Collected data entries:
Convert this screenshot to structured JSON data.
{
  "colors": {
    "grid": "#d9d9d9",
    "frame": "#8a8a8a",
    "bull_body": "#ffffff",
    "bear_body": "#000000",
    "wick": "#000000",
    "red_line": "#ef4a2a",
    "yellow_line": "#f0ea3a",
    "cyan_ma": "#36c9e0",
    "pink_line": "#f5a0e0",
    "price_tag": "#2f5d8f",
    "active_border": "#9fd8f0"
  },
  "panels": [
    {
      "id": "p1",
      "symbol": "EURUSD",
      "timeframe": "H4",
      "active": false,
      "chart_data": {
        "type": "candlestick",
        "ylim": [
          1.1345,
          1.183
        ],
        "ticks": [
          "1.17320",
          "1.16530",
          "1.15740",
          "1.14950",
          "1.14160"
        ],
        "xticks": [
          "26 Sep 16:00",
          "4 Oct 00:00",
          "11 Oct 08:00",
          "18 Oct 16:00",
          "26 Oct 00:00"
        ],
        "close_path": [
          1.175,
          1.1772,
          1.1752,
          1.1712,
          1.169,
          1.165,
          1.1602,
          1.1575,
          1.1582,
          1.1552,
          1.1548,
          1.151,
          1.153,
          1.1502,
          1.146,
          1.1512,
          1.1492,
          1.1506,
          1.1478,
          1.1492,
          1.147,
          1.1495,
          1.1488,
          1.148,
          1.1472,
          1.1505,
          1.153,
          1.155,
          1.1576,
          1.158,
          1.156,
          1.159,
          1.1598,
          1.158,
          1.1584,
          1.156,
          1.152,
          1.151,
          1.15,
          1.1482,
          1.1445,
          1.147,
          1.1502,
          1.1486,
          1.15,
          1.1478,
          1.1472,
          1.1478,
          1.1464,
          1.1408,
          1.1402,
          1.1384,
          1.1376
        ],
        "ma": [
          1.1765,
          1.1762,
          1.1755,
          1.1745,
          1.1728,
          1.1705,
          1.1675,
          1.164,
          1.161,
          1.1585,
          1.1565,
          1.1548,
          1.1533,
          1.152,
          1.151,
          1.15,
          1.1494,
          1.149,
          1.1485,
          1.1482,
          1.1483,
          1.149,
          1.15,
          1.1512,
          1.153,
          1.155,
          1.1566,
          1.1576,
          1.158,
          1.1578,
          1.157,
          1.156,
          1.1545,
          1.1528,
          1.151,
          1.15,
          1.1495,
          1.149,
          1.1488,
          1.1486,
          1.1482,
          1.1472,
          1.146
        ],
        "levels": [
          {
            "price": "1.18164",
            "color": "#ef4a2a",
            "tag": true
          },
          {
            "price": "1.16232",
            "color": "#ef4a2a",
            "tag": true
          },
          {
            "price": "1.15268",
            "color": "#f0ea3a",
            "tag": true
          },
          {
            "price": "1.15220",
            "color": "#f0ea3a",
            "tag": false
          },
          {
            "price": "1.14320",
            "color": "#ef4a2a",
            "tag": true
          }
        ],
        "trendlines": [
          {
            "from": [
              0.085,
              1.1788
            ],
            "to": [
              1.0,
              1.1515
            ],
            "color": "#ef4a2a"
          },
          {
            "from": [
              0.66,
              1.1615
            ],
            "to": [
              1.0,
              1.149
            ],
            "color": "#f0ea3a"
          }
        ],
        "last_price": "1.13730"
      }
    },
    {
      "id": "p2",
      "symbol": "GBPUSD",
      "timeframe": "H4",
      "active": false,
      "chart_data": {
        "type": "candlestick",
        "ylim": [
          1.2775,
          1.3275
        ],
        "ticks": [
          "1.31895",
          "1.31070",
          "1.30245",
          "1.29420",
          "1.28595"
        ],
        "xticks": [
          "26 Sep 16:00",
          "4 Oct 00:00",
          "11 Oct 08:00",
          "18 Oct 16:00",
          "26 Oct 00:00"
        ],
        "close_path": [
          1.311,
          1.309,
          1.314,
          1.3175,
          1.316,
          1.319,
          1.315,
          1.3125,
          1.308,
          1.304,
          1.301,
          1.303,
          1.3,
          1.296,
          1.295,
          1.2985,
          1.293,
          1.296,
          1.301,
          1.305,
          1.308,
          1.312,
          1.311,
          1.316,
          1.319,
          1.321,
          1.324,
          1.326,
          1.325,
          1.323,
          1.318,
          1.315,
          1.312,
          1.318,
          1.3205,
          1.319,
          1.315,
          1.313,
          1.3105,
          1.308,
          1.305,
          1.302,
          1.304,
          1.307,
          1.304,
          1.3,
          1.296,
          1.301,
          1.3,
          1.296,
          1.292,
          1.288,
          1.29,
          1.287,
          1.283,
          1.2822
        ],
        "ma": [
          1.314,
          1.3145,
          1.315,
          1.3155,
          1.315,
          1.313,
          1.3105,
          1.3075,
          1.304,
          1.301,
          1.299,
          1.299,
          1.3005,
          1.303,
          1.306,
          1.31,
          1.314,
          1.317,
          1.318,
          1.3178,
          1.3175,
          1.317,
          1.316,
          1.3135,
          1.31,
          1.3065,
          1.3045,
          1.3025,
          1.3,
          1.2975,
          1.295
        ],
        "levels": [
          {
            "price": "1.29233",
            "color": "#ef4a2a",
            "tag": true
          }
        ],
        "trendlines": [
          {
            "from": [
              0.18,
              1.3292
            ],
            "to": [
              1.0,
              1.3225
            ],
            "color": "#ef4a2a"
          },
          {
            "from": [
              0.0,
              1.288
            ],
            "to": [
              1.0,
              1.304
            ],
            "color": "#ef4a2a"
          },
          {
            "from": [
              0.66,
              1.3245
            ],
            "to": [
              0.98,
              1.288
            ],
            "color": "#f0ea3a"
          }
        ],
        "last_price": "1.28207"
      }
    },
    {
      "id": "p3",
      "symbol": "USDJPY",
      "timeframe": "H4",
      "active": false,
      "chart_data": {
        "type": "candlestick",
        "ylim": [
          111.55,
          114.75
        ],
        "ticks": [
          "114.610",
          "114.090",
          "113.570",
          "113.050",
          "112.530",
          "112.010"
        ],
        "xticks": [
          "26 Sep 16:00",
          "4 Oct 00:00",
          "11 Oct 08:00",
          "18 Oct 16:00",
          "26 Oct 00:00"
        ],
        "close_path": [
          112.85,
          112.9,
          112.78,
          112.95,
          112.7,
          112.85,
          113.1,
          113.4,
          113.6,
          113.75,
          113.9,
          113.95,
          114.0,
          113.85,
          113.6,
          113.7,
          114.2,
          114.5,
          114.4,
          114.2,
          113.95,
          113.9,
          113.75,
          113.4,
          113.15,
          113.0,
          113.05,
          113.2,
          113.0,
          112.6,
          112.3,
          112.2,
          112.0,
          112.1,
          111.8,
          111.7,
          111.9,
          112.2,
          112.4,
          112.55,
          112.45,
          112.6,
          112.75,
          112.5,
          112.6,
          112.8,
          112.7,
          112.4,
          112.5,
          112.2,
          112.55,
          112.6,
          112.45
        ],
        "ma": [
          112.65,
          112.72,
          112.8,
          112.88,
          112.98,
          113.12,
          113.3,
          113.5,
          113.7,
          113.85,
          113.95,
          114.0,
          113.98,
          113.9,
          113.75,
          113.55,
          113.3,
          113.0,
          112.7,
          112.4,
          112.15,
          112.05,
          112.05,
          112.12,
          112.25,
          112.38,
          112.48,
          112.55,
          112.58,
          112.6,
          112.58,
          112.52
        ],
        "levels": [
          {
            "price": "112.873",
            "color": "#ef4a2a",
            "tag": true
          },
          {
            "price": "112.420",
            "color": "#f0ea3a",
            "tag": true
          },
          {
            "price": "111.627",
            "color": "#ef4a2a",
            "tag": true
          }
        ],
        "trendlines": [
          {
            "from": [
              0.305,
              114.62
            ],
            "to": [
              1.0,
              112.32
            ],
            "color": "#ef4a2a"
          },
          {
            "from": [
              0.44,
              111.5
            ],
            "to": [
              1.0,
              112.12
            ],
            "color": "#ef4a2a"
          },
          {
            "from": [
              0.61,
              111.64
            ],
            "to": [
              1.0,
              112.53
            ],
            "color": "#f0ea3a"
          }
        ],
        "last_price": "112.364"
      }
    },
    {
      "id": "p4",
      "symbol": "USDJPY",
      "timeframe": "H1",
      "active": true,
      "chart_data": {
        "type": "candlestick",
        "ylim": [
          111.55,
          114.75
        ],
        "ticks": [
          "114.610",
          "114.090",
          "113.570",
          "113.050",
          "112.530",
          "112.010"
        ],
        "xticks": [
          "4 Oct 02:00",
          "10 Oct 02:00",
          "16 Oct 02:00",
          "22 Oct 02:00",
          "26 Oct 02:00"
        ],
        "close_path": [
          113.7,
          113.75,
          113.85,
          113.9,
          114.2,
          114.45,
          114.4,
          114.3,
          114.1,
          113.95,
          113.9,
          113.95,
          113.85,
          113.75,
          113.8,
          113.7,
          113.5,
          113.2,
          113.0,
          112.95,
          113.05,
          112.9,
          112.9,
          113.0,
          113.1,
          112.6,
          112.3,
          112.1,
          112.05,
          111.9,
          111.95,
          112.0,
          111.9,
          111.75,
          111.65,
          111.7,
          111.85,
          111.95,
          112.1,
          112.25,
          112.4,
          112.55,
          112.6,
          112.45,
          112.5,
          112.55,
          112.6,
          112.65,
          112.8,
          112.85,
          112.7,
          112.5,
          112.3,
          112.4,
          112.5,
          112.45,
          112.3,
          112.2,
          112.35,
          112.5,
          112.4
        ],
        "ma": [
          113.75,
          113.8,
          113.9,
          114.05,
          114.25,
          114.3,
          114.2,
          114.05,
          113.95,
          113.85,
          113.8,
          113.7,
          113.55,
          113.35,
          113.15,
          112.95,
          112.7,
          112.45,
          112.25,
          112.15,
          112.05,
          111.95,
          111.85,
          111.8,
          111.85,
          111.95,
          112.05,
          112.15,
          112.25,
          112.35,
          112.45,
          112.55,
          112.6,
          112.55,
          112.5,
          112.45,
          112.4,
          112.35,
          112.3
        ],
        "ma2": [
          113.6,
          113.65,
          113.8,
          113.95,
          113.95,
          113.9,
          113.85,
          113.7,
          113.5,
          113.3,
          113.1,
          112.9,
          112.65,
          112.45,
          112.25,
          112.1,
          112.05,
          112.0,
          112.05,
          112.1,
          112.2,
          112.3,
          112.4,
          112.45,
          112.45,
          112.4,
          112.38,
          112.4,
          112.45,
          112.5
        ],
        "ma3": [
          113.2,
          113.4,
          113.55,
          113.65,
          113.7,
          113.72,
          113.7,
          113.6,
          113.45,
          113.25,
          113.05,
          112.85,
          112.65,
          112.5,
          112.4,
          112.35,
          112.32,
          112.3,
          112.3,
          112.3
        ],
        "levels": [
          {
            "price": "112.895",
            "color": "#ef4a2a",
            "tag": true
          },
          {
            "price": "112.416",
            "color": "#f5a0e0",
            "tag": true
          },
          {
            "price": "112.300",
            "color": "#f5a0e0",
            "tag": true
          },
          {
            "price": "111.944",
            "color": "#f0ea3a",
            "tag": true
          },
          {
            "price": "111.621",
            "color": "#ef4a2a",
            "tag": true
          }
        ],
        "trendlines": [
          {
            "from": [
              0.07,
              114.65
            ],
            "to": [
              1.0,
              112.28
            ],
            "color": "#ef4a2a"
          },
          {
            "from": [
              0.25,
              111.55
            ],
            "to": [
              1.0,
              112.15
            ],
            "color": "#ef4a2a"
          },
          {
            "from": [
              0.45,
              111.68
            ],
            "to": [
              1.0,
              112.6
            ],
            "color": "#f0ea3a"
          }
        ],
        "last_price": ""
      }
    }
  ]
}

_Work to do:_ Filter the records above for "symbol" and copy every matching line.

_Response:_
      "symbol": "EURUSD",
      "symbol": "GBPUSD",
      "symbol": "USDJPY",
      "symbol": "USDJPY",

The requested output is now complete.